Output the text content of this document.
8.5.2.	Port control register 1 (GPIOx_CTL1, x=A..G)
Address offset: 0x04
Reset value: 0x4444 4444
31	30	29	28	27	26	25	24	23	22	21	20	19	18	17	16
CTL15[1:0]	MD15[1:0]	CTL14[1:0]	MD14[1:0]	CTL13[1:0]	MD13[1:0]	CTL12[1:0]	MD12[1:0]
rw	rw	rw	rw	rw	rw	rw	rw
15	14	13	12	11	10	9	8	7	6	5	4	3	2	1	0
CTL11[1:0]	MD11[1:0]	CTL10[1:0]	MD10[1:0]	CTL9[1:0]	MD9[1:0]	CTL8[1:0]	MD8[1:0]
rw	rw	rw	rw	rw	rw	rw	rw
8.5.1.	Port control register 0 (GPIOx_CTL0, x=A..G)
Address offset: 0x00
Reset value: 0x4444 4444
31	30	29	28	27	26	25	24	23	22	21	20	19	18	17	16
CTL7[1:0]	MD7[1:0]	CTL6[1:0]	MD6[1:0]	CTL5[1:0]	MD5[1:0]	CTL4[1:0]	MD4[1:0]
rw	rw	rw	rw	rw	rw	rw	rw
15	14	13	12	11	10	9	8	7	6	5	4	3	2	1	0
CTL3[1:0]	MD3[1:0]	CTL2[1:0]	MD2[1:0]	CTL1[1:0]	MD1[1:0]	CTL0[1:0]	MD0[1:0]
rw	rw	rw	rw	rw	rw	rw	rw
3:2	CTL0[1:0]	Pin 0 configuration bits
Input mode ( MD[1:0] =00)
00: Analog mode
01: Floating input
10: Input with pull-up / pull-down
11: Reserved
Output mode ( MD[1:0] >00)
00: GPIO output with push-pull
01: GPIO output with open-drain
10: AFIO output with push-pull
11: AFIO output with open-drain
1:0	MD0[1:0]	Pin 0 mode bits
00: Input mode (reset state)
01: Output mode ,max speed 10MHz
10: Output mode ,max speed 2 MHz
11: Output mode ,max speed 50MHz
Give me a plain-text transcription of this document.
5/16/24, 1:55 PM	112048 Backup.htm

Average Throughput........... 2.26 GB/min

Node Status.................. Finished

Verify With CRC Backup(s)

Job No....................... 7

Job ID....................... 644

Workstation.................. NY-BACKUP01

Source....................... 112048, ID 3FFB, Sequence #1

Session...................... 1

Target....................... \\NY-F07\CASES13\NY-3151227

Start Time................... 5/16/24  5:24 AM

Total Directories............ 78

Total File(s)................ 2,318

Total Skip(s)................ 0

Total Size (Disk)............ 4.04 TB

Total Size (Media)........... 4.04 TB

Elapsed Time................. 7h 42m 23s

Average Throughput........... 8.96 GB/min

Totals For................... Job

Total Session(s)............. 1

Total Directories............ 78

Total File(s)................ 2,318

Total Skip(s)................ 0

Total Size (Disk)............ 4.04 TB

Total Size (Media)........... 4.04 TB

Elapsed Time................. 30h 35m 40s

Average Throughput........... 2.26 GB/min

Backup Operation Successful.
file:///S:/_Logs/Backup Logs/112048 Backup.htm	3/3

*Requirements:*
The word "drain" may turn up on some lines of these records; say how many, with no other words.

*Task solution:*
2